### WORK TO BE COMPLETED:
Exact repetition of every entry is required.

-- Start --

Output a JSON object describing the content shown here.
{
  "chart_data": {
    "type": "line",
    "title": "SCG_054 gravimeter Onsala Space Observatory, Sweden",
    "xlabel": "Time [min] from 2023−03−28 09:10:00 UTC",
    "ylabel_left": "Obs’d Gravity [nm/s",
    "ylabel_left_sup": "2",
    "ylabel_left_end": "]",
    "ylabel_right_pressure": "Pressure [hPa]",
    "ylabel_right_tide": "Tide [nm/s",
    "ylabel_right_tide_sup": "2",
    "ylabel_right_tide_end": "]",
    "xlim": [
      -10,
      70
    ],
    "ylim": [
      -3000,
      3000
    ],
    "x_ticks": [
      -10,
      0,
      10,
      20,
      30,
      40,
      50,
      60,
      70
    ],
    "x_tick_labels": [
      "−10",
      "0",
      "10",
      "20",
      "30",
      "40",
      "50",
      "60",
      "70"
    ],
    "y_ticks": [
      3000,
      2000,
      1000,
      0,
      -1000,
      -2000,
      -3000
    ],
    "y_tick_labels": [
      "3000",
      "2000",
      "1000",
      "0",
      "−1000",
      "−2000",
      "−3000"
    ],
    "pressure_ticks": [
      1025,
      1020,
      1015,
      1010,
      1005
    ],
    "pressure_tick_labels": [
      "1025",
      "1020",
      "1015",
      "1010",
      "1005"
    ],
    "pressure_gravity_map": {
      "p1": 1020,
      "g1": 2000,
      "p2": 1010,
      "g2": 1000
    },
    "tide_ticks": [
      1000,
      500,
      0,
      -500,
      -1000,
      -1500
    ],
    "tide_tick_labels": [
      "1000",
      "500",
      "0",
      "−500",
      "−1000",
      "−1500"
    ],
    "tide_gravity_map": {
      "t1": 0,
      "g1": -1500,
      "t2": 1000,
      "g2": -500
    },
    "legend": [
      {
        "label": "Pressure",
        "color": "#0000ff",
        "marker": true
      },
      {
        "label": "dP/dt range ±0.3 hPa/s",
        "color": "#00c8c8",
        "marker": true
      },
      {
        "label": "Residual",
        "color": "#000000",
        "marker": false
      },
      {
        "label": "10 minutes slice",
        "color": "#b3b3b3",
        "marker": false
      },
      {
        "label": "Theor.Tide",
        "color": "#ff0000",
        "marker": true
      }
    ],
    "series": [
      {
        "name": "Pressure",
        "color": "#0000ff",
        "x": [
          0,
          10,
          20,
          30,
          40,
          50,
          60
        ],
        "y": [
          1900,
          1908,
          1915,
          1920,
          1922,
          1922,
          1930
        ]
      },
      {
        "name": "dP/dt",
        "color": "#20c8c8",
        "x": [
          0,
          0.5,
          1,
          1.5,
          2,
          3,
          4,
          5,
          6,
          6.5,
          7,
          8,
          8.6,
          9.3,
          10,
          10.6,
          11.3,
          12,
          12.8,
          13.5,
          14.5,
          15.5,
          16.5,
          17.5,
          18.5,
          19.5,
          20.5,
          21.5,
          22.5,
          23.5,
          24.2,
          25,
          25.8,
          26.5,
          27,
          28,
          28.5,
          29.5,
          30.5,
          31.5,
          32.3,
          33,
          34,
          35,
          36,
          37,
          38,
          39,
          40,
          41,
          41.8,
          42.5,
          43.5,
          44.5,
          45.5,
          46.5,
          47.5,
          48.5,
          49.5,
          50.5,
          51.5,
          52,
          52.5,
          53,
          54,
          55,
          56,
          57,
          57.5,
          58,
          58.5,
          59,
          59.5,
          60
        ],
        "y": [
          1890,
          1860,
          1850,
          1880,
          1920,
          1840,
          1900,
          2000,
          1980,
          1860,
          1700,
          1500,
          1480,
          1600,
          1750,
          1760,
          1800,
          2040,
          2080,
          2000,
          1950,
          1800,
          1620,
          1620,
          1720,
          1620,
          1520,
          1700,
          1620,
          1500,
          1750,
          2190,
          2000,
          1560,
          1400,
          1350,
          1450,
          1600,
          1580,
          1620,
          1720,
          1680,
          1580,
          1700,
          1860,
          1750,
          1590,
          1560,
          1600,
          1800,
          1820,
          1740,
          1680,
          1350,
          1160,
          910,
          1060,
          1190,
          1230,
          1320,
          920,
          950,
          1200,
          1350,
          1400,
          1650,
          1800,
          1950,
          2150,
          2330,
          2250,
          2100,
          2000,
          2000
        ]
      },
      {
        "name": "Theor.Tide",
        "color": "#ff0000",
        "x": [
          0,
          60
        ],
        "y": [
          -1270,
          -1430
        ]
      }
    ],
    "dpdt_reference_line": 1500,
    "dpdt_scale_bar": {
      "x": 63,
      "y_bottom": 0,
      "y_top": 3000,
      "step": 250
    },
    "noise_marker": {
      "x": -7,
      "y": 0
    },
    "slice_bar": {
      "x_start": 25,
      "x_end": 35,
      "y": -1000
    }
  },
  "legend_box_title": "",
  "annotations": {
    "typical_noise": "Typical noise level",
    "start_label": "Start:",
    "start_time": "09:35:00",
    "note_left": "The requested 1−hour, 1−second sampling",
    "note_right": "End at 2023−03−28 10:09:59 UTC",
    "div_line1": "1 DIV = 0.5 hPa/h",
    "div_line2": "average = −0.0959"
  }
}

-- End --

### RESULT OF THIS TASK:
Output a JSON object describing the content shown here.
{
  "chart_data": {
    "type": "line",
    "title": "SCG_054 gravimeter Onsala Space Observatory, Sweden",
    "xlabel": "Time [min] from 2023−03−28 09:10:00 UTC",
    "ylabel_left": "Obs’d Gravity [nm/s",
    "ylabel_left_sup": "2",
    "ylabel_left_end": "]",
    "ylabel_right_pressure": "Pressure [hPa]",
    "ylabel_right_tide": "Tide [nm/s",
    "ylabel_right_tide_sup": "2",
    "ylabel_right_tide_end": "]",
    "xlim": [
      -10,
      70
    ],
    "ylim": [
      -3000,
      3000
    ],
    "x_ticks": [
      -10,
      0,
      10,
      20,
      30,
      40,
      50,
      60,
      70
    ],
    "x_tick_labels": [
      "−10",
      "0",
      "10",
      "20",
      "30",
      "40",
      "50",
      "60",
      "70"
    ],
    "y_ticks": [
      3000,
      2000,
      1000,
      0,
      -1000,
      -2000,
      -3000
    ],
    "y_tick_labels": [
      "3000",
      "2000",
      "1000",
      "0",
      "−1000",
      "−2000",
      "−3000"
    ],
    "pressure_ticks": [
      1025,
      1020,
      1015,
      1010,
      1005
    ],
    "pressure_tick_labels": [
      "1025",
      "1020",
      "1015",
      "1010",
      "1005"
    ],
    "pressure_gravity_map": {
      "p1": 1020,
      "g1": 2000,
      "p2": 1010,
      "g2": 1000
    },
    "tide_ticks": [
      1000,
      500,
      0,
      -500,
      -1000,
      -1500
    ],
    "tide_tick_labels": [
      "1000",
      "500",
      "0",
      "−500",
      "−1000",
      "−1500"
    ],
    "tide_gravity_map": {
      "t1": 0,
      "g1": -1500,
      "t2": 1000,
      "g2": -500
    },
    "legend": [
      {
        "label": "Pressure",
        "color": "#0000ff",
        "marker": true
      },
      {
        "label": "dP/dt range ±0.3 hPa/s",
        "color": "#00c8c8",
        "marker": true
      },
      {
        "label": "Residual",
        "color": "#000000",
        "marker": false
      },
      {
        "label": "10 minutes slice",
        "color": "#b3b3b3",
        "marker": false
      },
      {
        "label": "Theor.Tide",
        "color": "#ff0000",
        "marker": true
      }
    ],
    "series": [
      {
        "name": "Pressure",
        "color": "#0000ff",
        "x": [
          0,
          10,
          20,
          30,
          40,
          50,
          60
        ],
        "y": [
          1900,
          1908,
          1915,
          1920,
          1922,
          1922,
          1930
        ]
      },
      {
        "name": "dP/dt",
        "color": "#20c8c8",
        "x": [
          0,
          0.5,
          1,
          1.5,
          2,
          3,
          4,
          5,
          6,
          6.5,
          7,
          8,
          8.6,
          9.3,
          10,
          10.6,
          11.3,
          12,
          12.8,
          13.5,
          14.5,
          15.5,
          16.5,
          17.5,
          18.5,
          19.5,
          20.5,
          21.5,
          22.5,
          23.5,
          24.2,
          25,
          25.8,
          26.5,
          27,
          28,
          28.5,
          29.5,
          30.5,
          31.5,
          32.3,
          33,
          34,
          35,
          36,
          37,
          38,
          39,
          40,
          41,
          41.8,
          42.5,
          43.5,
          44.5,
          45.5,
          46.5,
          47.5,
          48.5,
          49.5,
          50.5,
          51.5,
          52,
          52.5,
          53,
          54,
          55,
          56,
          57,
          57.5,
          58,
          58.5,
          59,
          59.5,
          60
        ],
        "y": [
          1890,
          1860,
          1850,
          1880,
          1920,
          1840,
          1900,
          2000,
          1980,
          1860,
          1700,
          1500,
          1480,
          1600,
          1750,
          1760,
          1800,
          2040,
          2080,
          2000,
          1950,
          1800,
          1620,
          1620,
          1720,
          1620,
          1520,
          1700,
          1620,
          1500,
          1750,
          2190,
          2000,
          1560,
          1400,
          1350,
          1450,
          1600,
          1580,
          1620,
          1720,
          1680,
          1580,
          1700,
          1860,
          1750,
          1590,
          1560,
          1600,
          1800,
          1820,
          1740,
          1680,
          1350,
          1160,
          910,
          1060,
          1190,
          1230,
          1320,
          920,
          950,
          1200,
          1350,
          1400,
          1650,
          1800,
          1950,
          2150,
          2330,
          2250,
          2100,
          2000,
          2000
        ]
      },
      {
        "name": "Theor.Tide",
        "color": "#ff0000",
        "x": [
          0,
          60
        ],
        "y": [
          -1270,
          -1430
        ]
      }
    ],
    "dpdt_reference_line": 1500,
    "dpdt_scale_bar": {
      "x": 63,
      "y_bottom": 0,
      "y_top": 3000,
      "step": 250
    },
    "noise_marker": {
      "x": -7,
      "y": 0
    },
    "slice_bar": {
      "x_start": 25,
      "x_end": 35,
      "y": -1000
    }
  },
  "legend_box_title": "",
  "annotations": {
    "typical_noise": "Typical noise level",
    "start_label": "Start:",
    "start_time": "09:35:00",
    "note_left": "The requested 1−hour, 1−second sampling",
    "note_right": "End at 2023−03−28 10:09:59 UTC",
    "div_line1": "1 DIV = 0.5 hPa/h",
    "div_line2": "average = −0.0959"
  }
}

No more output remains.